[Given request] Copy every line of the listing that holds the string "pandemic".
***** Material for this exercise
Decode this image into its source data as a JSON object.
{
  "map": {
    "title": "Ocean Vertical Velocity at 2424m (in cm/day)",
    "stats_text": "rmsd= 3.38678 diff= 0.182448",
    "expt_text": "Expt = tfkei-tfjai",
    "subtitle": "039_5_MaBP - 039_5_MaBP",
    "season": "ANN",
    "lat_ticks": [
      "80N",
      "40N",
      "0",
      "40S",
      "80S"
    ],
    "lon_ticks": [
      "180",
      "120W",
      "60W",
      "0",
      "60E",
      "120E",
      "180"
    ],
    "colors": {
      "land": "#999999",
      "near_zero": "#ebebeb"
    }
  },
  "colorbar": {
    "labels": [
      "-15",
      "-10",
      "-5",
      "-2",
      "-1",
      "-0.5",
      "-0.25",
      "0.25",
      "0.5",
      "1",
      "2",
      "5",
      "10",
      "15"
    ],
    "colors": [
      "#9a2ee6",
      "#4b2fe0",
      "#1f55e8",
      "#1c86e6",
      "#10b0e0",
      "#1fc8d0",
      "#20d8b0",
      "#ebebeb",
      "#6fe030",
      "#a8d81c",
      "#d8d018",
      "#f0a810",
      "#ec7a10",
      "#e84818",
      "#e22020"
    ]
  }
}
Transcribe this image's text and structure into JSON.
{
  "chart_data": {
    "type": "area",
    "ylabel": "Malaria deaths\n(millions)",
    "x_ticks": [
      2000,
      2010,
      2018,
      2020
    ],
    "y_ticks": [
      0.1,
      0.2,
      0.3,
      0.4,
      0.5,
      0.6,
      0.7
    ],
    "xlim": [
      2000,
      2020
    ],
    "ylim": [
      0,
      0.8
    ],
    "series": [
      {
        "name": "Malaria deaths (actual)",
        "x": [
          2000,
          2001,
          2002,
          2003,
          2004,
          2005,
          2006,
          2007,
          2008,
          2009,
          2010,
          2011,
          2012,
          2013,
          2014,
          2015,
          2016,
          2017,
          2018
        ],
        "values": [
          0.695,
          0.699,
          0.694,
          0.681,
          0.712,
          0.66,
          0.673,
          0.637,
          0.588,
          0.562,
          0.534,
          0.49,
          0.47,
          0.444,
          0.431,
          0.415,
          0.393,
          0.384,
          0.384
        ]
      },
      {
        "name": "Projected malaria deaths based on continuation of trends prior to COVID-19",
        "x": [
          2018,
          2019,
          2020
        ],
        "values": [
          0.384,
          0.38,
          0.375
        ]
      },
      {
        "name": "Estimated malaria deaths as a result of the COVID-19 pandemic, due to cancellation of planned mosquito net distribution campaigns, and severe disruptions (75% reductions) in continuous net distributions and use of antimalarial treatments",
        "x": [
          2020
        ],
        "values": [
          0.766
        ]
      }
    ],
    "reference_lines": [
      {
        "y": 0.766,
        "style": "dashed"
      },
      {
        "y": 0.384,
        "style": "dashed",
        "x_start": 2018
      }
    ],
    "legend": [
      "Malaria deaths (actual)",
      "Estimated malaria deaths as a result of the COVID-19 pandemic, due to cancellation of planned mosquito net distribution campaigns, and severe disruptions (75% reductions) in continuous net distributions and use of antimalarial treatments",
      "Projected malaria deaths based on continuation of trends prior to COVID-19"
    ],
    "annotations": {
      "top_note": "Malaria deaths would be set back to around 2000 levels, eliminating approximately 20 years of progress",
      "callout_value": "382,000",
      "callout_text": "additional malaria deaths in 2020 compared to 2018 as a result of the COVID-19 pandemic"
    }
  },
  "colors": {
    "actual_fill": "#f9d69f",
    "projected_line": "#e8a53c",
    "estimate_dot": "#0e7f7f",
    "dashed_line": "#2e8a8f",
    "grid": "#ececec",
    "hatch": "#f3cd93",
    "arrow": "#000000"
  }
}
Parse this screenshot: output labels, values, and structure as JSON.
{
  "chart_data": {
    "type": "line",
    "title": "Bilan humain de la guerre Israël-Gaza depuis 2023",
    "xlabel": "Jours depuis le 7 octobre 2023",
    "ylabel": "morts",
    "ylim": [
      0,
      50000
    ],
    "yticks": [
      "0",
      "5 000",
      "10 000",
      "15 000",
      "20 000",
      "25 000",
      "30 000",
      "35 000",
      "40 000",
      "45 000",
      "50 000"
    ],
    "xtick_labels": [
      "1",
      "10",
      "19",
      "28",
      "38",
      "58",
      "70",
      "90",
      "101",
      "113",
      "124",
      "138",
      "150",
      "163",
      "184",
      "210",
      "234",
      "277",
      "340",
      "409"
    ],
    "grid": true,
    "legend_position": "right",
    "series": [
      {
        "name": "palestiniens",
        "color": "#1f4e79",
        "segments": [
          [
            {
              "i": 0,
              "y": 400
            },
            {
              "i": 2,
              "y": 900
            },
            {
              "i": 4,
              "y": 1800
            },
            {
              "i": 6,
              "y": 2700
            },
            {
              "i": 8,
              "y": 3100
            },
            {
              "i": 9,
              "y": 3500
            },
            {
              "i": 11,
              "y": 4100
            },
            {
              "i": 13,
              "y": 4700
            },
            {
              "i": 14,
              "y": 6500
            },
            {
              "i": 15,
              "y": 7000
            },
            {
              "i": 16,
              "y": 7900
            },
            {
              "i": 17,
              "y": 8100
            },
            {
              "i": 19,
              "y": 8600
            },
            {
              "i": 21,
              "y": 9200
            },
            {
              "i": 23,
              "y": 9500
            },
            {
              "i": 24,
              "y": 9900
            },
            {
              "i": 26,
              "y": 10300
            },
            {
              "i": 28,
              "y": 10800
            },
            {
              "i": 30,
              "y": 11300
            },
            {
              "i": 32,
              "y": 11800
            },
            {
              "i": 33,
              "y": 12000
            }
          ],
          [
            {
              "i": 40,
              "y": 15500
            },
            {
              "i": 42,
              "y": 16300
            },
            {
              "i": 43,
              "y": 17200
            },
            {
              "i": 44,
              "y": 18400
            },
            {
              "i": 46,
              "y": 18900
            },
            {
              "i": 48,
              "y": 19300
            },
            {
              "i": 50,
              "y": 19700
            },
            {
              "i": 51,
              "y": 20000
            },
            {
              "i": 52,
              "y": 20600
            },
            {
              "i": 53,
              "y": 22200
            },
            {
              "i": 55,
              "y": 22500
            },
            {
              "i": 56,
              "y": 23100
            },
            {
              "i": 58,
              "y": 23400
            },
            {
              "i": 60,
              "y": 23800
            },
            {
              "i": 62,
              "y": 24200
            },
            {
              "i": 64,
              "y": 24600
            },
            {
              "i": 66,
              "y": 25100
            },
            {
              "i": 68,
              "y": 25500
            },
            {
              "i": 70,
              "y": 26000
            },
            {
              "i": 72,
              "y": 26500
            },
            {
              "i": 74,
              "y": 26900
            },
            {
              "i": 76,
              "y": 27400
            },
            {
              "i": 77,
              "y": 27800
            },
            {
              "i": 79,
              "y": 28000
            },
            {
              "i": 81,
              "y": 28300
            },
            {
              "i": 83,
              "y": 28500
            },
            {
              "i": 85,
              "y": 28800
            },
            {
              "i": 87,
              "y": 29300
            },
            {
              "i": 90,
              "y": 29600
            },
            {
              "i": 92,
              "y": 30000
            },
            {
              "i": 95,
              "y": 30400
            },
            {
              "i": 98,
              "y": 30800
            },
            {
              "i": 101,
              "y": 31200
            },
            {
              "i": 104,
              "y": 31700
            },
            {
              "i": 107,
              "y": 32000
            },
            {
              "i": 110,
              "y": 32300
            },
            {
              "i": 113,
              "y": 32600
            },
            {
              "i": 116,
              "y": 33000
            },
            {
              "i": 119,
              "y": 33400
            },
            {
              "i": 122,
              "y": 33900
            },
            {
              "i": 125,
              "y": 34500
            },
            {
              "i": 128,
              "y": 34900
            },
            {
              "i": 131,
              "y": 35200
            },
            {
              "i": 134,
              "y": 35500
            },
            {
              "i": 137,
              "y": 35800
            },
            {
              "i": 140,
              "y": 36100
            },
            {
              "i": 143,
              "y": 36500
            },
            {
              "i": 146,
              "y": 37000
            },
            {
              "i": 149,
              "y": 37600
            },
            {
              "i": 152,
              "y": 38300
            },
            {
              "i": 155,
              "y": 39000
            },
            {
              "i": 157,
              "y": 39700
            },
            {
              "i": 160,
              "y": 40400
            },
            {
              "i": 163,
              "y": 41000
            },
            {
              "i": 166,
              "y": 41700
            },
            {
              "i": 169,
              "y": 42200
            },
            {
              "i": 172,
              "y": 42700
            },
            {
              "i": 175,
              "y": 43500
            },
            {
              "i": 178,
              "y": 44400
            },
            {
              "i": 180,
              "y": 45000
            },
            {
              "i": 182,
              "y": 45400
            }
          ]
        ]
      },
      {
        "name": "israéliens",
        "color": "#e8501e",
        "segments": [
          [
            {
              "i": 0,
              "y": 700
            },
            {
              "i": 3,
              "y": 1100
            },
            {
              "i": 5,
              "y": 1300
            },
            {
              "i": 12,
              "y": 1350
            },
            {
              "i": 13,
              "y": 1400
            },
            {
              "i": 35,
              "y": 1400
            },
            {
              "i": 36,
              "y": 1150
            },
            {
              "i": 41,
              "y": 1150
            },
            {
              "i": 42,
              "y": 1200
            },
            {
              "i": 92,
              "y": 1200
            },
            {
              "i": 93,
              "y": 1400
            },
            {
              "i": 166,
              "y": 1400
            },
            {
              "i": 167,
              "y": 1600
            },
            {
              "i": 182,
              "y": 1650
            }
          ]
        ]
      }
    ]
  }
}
**********
[Exercise answer]
        "name": "Estimated malaria deaths as a result of the COVID-19 pandemic, due to cancellation of planned mosquito net distribution campaigns, and severe disruptions (75% reductions) in continuous net distributions and use of antimalarial treatments",
      "Estimated malaria deaths as a result of the COVID-19 pandemic, due to cancellation of planned mosquito net distribution campaigns, and severe disruptions (75% reductions) in continuous net distributions and use of antimalarial treatments",
      "callout_text": "additional malaria deaths in 2020 compared to 2018 as a result of the COVID-19 pandemic"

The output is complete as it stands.